Exercise instructions: What is the number of lines in the entries that include the word "Мирного"? Respond with the number only.

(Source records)

━━━━━━

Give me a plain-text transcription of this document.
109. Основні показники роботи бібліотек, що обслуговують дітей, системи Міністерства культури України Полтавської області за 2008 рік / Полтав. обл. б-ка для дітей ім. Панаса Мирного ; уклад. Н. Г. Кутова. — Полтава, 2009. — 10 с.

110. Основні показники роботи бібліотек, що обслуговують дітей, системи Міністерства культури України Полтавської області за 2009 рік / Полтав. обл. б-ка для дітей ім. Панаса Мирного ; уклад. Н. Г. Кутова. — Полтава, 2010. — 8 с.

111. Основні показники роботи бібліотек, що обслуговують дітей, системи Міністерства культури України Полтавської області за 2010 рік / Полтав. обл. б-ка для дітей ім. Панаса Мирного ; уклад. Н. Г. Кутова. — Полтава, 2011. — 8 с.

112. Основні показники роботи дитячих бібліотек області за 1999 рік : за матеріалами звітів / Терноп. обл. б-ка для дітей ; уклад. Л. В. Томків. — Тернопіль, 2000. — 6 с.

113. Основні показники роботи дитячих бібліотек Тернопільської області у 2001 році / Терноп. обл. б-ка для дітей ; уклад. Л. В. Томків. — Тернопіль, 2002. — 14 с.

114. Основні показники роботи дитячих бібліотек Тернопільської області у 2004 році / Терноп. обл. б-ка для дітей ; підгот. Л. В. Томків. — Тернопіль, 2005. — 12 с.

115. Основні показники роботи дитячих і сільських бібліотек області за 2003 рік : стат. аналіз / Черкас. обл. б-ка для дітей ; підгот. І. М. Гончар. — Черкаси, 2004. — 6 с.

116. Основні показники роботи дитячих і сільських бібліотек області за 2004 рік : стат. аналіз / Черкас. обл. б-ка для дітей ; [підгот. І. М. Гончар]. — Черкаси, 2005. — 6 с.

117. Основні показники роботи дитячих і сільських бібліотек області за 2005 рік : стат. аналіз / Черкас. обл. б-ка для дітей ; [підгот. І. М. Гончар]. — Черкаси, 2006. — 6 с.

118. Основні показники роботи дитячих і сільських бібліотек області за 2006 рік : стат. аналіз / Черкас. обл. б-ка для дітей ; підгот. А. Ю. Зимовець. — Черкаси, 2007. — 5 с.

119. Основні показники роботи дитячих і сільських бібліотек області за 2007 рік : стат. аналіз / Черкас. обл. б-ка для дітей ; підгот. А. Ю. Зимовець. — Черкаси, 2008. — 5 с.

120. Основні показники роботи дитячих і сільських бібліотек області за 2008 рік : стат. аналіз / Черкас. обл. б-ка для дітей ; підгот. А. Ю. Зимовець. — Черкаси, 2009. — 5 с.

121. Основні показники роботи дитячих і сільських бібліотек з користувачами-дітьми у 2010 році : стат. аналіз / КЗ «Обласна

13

━━━━━━

Correct result: 3